**TASK OBJECTIVE**
Repeat, without any change, the entries presented below.
-- START OF RECORDS SUPPLIED --
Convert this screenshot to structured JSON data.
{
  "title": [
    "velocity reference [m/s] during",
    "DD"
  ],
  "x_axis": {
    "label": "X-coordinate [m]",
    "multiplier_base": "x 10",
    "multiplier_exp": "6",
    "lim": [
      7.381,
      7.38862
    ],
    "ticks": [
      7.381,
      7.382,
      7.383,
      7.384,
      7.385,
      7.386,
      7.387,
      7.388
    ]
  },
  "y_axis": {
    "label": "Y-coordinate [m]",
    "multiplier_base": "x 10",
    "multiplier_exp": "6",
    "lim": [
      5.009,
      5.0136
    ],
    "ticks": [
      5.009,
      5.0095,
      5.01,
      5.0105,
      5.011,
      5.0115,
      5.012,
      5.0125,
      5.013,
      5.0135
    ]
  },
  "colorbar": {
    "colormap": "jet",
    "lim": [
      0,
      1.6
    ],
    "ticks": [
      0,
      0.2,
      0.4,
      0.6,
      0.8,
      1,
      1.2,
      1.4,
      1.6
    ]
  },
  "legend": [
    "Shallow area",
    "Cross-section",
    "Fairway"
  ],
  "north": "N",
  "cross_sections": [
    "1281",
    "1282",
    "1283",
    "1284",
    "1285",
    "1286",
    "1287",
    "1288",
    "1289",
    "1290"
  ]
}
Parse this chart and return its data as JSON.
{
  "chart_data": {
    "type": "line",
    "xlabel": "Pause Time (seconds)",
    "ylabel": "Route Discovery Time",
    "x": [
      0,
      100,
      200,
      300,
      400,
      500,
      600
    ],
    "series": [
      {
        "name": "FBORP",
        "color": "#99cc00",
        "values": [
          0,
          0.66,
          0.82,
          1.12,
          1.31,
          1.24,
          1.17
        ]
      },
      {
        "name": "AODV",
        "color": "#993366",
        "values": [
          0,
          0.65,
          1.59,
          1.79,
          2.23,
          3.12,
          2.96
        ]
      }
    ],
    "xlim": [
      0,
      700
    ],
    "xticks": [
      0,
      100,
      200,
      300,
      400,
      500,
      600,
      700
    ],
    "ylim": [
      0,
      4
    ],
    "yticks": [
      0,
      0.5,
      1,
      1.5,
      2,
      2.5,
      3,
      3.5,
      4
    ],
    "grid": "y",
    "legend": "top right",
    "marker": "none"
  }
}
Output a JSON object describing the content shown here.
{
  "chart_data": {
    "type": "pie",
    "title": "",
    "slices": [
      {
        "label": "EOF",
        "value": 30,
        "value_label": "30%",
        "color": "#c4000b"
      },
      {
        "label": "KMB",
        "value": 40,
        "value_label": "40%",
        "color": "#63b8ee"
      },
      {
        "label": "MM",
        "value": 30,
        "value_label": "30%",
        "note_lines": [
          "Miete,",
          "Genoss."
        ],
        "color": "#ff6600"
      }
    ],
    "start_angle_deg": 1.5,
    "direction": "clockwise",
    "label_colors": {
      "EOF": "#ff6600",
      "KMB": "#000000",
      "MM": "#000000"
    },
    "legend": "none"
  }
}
-- END OF RECORDS SUPPLIED --
**CORRECT ANSWER**
Convert this screenshot to structured JSON data.
{
  "title": [
    "velocity reference [m/s] during",
    "DD"
  ],
  "x_axis": {
    "label": "X-coordinate [m]",
    "multiplier_base": "x 10",
    "multiplier_exp": "6",
    "lim": [
      7.381,
      7.38862
    ],
    "ticks": [
      7.381,
      7.382,
      7.383,
      7.384,
      7.385,
      7.386,
      7.387,
      7.388
    ]
  },
  "y_axis": {
    "label": "Y-coordinate [m]",
    "multiplier_base": "x 10",
    "multiplier_exp": "6",
    "lim": [
      5.009,
      5.0136
    ],
    "ticks": [
      5.009,
      5.0095,
      5.01,
      5.0105,
      5.011,
      5.0115,
      5.012,
      5.0125,
      5.013,
      5.0135
    ]
  },
  "colorbar": {
    "colormap": "jet",
    "lim": [
      0,
      1.6
    ],
    "ticks": [
      0,
      0.2,
      0.4,
      0.6,
      0.8,
      1,
      1.2,
      1.4,
      1.6
    ]
  },
  "legend": [
    "Shallow area",
    "Cross-section",
    "Fairway"
  ],
  "north": "N",
  "cross_sections": [
    "1281",
    "1282",
    "1283",
    "1284",
    "1285",
    "1286",
    "1287",
    "1288",
    "1289",
    "1290"
  ]
}
Parse this chart and return its data as JSON.
{
  "chart_data": {
    "type": "line",
    "xlabel": "Pause Time (seconds)",
    "ylabel": "Route Discovery Time",
    "x": [
      0,
      100,
      200,
      300,
      400,
      500,
      600
    ],
    "series": [
      {
        "name": "FBORP",
        "color": "#99cc00",
        "values": [
          0,
          0.66,
          0.82,
          1.12,
          1.31,
          1.24,
          1.17
        ]
      },
      {
        "name": "AODV",
        "color": "#993366",
        "values": [
          0,
          0.65,
          1.59,
          1.79,
          2.23,
          3.12,
          2.96
        ]
      }
    ],
    "xlim": [
      0,
      700
    ],
    "xticks": [
      0,
      100,
      200,
      300,
      400,
      500,
      600,
      700
    ],
    "ylim": [
      0,
      4
    ],
    "yticks": [
      0,
      0.5,
      1,
      1.5,
      2,
      2.5,
      3,
      3.5,
      4
    ],
    "grid": "y",
    "legend": "top right",
    "marker": "none"
  }
}
Output a JSON object describing the content shown here.
{
  "chart_data": {
    "type": "pie",
    "title": "",
    "slices": [
      {
        "label": "EOF",
        "value": 30,
        "value_label": "30%",
        "color": "#c4000b"
      },
      {
        "label": "KMB",
        "value": 40,
        "value_label": "40%",
        "color": "#63b8ee"
      },
      {
        "label": "MM",
        "value": 30,
        "value_label": "30%",
        "note_lines": [
          "Miete,",
          "Genoss."
        ],
        "color": "#ff6600"
      }
    ],
    "start_angle_deg": 1.5,
    "direction": "clockwise",
    "label_colors": {
      "EOF": "#ff6600",
      "KMB": "#000000",
      "MM": "#000000"
    },
    "legend": "none"
  }
}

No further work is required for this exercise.